→ **WHAT IS EXPECTED**: Pick every line with "shows" from the material below.

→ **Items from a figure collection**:
● ● ● ●
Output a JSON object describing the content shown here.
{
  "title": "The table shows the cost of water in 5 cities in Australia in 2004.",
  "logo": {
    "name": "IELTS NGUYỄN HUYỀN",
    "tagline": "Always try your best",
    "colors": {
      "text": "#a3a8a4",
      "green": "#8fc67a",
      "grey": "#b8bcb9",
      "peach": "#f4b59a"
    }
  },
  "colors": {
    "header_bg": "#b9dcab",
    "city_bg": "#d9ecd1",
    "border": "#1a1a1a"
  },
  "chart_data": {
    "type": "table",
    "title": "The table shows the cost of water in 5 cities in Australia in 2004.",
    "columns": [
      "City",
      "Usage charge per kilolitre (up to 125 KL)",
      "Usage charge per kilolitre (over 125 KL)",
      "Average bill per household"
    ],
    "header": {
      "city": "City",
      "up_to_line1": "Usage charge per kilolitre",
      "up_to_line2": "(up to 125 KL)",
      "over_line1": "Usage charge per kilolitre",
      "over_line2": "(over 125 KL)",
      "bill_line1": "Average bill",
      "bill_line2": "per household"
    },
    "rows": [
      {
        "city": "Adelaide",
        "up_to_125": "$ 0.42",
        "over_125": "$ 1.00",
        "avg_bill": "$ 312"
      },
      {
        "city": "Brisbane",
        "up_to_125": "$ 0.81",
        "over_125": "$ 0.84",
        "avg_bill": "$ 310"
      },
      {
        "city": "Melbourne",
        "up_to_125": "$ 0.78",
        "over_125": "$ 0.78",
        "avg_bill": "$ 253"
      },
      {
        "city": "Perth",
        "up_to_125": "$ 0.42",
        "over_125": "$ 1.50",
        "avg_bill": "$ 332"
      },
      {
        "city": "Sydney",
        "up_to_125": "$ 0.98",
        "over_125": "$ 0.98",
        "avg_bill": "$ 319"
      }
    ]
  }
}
● ● ● ●
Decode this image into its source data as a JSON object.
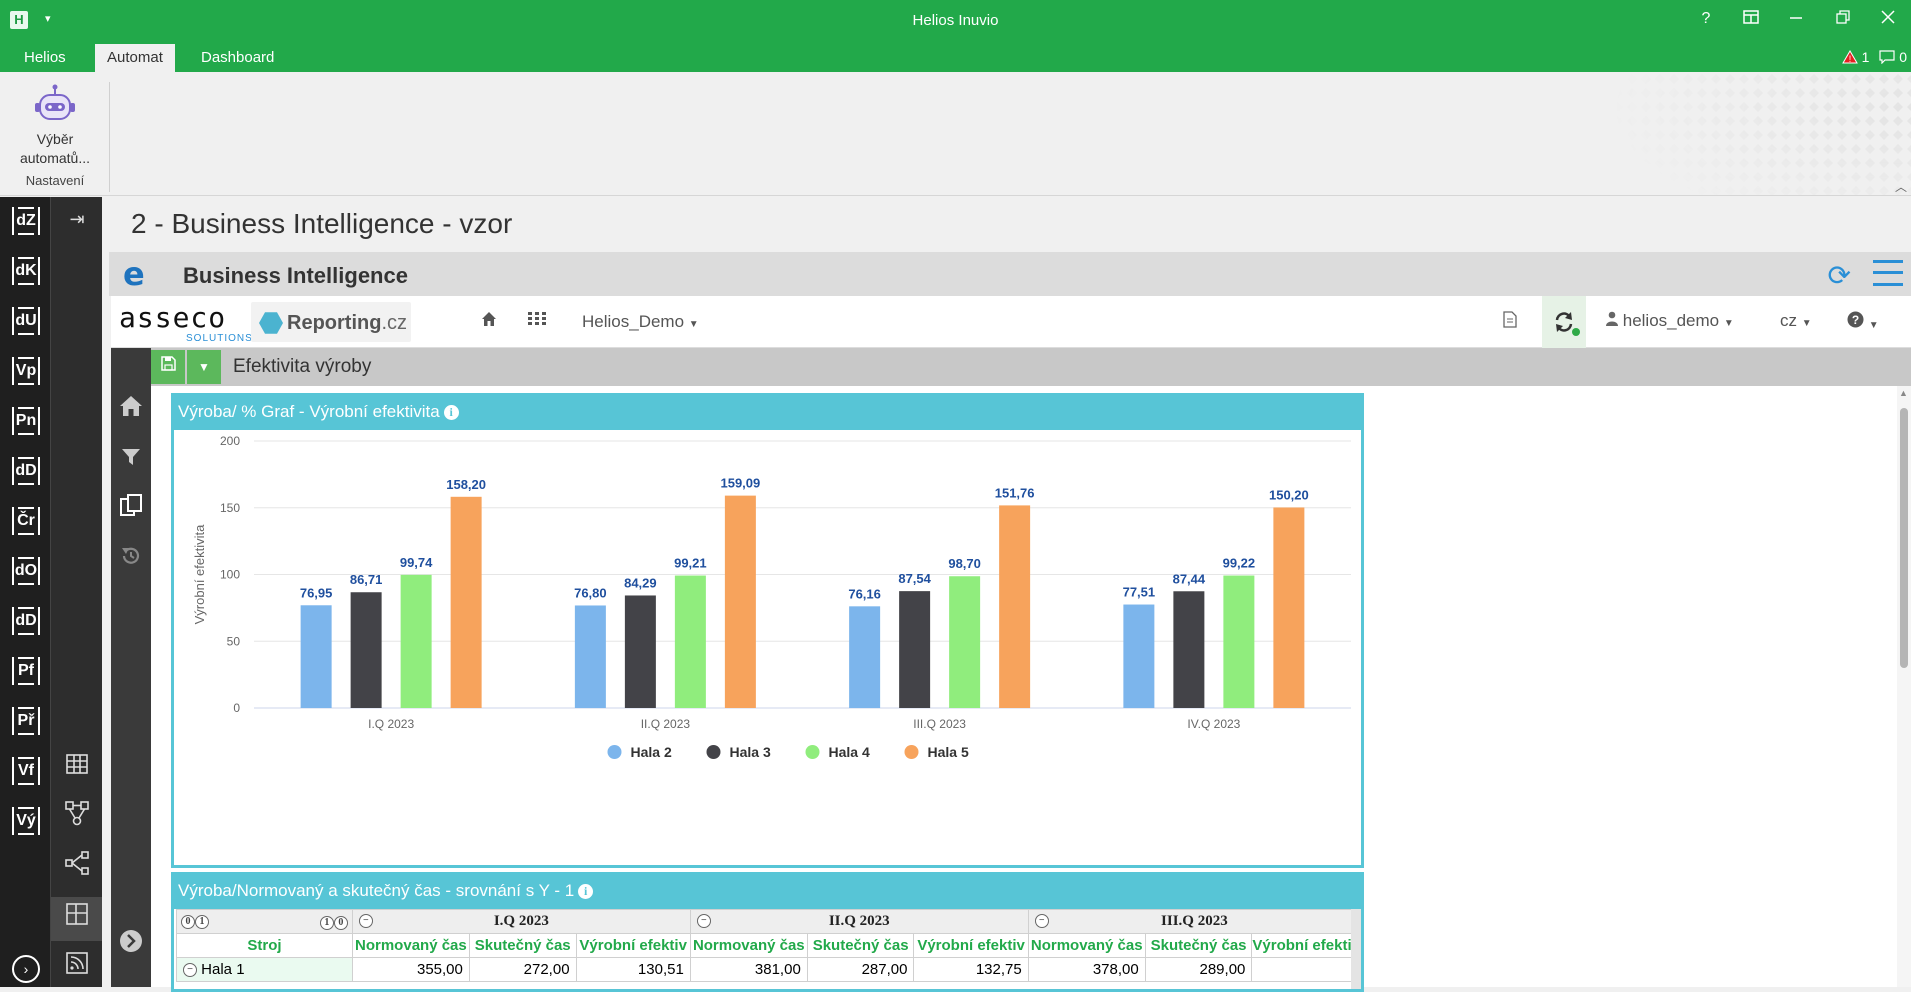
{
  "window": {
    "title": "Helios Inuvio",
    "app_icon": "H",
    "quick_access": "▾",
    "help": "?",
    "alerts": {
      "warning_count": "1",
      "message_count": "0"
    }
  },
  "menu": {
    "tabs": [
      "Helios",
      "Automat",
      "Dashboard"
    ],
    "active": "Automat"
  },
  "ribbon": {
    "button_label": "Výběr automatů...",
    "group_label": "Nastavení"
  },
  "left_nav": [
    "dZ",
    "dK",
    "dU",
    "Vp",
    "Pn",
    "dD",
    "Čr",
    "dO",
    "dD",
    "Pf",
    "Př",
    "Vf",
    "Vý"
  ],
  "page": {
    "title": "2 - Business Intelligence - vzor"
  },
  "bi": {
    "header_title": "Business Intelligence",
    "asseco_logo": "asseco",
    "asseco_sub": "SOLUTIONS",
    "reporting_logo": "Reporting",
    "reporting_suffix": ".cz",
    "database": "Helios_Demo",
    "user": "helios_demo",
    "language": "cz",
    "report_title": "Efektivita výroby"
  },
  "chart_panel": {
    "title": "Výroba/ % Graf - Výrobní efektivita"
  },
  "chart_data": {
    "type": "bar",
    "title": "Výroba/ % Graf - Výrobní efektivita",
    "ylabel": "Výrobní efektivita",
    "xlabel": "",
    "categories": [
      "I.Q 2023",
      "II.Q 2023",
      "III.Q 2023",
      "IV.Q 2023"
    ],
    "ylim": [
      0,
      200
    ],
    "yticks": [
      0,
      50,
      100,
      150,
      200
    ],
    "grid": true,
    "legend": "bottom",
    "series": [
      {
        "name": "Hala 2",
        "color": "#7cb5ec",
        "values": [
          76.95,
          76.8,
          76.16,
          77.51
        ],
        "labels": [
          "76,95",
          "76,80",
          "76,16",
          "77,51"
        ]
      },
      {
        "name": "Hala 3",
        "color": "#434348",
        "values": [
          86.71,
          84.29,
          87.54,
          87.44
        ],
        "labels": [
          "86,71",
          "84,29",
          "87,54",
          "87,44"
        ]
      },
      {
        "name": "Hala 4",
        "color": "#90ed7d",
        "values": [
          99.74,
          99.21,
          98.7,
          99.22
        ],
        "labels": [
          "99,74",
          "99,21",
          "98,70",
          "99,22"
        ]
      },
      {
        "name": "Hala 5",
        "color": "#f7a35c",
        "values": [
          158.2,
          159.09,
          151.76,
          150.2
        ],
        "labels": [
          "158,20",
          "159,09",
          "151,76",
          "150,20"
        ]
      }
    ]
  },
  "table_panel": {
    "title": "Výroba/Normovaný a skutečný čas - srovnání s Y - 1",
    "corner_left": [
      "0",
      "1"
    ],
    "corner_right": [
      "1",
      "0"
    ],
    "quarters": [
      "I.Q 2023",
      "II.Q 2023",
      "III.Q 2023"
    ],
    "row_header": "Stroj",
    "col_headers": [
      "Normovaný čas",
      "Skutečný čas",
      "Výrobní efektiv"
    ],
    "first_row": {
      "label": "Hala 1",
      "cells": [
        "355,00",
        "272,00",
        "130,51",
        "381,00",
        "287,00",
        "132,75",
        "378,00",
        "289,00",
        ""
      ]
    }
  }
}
● ● ● ●
→ **WRITTEN RESPONSE**:
  "title": "The table shows the cost of water in 5 cities in Australia in 2004.",
    "title": "The table shows the cost of water in 5 cities in Australia in 2004.",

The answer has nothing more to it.